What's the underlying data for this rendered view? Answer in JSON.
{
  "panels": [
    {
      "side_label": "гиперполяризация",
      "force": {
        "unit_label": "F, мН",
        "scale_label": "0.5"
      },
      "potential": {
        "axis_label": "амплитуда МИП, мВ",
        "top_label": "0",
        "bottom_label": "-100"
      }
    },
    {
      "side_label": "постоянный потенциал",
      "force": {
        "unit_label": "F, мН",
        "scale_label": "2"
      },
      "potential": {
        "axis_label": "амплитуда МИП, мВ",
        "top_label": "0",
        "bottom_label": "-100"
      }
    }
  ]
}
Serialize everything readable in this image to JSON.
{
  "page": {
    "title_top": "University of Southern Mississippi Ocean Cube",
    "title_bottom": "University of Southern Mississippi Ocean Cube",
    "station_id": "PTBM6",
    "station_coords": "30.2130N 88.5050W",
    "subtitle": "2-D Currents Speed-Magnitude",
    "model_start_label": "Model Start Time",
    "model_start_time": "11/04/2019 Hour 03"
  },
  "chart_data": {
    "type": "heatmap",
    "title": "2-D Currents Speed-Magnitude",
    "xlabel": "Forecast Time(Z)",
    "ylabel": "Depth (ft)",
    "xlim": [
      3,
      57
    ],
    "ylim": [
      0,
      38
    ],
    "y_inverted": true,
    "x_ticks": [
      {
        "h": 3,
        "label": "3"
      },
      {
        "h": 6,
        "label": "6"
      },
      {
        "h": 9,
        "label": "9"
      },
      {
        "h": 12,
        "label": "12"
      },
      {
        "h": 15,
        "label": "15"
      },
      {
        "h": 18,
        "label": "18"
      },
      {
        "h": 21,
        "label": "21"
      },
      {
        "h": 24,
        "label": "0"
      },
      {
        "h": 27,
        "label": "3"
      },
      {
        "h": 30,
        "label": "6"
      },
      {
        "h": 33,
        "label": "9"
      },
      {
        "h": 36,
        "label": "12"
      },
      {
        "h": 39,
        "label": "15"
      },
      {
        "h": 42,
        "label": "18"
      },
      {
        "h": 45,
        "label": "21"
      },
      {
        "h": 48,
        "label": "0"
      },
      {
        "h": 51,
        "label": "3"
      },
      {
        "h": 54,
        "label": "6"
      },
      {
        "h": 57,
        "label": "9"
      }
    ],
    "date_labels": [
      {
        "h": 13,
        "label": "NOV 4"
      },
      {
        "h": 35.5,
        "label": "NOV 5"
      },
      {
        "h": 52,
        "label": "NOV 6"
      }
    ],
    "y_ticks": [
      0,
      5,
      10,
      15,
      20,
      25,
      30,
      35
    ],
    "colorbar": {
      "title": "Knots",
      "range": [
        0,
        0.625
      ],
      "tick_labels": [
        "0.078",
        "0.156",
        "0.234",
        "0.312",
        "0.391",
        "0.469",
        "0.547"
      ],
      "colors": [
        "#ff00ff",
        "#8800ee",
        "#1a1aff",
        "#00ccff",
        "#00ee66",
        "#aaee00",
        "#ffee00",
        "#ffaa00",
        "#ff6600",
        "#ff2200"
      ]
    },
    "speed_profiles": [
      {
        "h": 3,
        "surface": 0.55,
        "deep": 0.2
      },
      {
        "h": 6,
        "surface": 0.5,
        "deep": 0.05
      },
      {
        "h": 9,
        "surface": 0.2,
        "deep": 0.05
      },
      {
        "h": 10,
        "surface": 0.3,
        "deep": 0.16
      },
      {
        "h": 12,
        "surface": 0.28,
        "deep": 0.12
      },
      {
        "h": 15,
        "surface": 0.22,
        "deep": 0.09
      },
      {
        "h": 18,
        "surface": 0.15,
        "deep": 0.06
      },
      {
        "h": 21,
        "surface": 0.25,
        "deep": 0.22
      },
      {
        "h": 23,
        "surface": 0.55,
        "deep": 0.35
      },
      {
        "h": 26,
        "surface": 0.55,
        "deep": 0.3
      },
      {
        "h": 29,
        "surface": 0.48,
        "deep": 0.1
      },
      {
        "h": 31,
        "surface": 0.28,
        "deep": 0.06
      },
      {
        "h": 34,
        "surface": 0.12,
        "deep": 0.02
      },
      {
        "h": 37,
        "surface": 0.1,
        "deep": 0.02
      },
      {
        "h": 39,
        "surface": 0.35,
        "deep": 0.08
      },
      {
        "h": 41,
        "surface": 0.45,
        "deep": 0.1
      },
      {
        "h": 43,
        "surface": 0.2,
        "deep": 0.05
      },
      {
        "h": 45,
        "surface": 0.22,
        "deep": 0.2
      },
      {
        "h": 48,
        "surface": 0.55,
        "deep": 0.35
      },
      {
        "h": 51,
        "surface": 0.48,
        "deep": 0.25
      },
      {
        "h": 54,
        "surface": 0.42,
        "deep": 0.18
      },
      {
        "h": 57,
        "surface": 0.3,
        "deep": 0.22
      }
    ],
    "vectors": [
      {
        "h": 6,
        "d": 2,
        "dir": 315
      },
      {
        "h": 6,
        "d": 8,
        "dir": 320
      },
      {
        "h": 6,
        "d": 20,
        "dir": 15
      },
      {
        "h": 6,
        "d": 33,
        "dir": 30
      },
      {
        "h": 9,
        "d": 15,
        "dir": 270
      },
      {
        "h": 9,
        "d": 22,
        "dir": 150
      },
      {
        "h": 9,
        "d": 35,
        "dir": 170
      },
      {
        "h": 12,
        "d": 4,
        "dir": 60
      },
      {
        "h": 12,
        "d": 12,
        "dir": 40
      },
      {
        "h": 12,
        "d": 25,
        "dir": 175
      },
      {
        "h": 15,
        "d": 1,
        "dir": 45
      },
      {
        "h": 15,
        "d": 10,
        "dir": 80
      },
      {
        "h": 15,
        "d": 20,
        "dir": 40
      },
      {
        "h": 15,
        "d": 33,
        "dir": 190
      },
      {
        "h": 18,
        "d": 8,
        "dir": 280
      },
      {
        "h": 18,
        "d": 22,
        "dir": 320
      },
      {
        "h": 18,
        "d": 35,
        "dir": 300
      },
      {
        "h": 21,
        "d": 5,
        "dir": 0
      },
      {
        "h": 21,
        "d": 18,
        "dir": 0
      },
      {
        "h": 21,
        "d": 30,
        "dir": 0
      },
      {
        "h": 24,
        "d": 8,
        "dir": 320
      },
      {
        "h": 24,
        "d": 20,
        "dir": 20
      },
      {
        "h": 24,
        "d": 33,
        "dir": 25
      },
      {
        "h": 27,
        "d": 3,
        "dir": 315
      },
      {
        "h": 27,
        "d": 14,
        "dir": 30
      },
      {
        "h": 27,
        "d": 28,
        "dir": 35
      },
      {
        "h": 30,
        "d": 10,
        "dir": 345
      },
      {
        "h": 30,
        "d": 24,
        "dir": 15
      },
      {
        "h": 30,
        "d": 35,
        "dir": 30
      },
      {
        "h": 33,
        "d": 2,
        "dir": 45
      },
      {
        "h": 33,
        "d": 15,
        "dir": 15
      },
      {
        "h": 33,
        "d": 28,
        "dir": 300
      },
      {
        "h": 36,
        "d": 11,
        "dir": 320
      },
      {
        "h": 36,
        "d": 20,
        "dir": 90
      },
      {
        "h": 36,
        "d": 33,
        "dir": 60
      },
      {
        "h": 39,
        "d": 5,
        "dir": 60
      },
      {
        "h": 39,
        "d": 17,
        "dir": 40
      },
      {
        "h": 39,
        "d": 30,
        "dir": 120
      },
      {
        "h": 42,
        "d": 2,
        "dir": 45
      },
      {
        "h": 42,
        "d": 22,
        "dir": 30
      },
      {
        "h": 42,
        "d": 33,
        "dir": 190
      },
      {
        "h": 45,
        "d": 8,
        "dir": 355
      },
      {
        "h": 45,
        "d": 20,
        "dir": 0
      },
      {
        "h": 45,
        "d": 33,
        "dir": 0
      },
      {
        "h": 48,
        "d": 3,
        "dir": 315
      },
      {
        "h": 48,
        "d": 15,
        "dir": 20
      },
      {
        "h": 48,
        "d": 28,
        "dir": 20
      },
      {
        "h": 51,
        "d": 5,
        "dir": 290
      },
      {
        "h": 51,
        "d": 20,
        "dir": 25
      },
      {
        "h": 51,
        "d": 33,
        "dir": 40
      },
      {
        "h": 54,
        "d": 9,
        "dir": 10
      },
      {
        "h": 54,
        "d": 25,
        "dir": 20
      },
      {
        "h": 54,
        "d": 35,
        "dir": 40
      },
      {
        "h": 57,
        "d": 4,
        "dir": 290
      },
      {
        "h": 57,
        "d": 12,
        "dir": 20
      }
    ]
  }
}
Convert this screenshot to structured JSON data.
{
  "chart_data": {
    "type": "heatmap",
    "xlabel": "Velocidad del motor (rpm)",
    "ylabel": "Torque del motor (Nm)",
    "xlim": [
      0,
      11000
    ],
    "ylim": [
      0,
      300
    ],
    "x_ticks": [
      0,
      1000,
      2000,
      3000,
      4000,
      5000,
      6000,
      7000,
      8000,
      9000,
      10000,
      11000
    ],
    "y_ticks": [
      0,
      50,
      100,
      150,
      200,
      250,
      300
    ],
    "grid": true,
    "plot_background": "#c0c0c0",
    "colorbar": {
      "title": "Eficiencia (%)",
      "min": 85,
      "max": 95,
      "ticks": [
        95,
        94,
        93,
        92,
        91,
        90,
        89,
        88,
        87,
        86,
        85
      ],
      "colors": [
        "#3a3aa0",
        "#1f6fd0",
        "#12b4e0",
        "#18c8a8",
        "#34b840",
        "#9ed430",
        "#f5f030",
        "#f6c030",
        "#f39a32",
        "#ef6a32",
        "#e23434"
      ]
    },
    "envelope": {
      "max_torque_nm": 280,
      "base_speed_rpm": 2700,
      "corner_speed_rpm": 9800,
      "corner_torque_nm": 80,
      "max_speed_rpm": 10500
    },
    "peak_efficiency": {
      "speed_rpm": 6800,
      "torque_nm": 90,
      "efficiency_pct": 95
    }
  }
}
# # # # #
[Problem requirements]: Copy out all lines that carry the word "JSON".

[Solution]:
What's the underlying data for this rendered view? Answer in JSON.
Serialize everything readable in this image to JSON.
Convert this screenshot to structured JSON data.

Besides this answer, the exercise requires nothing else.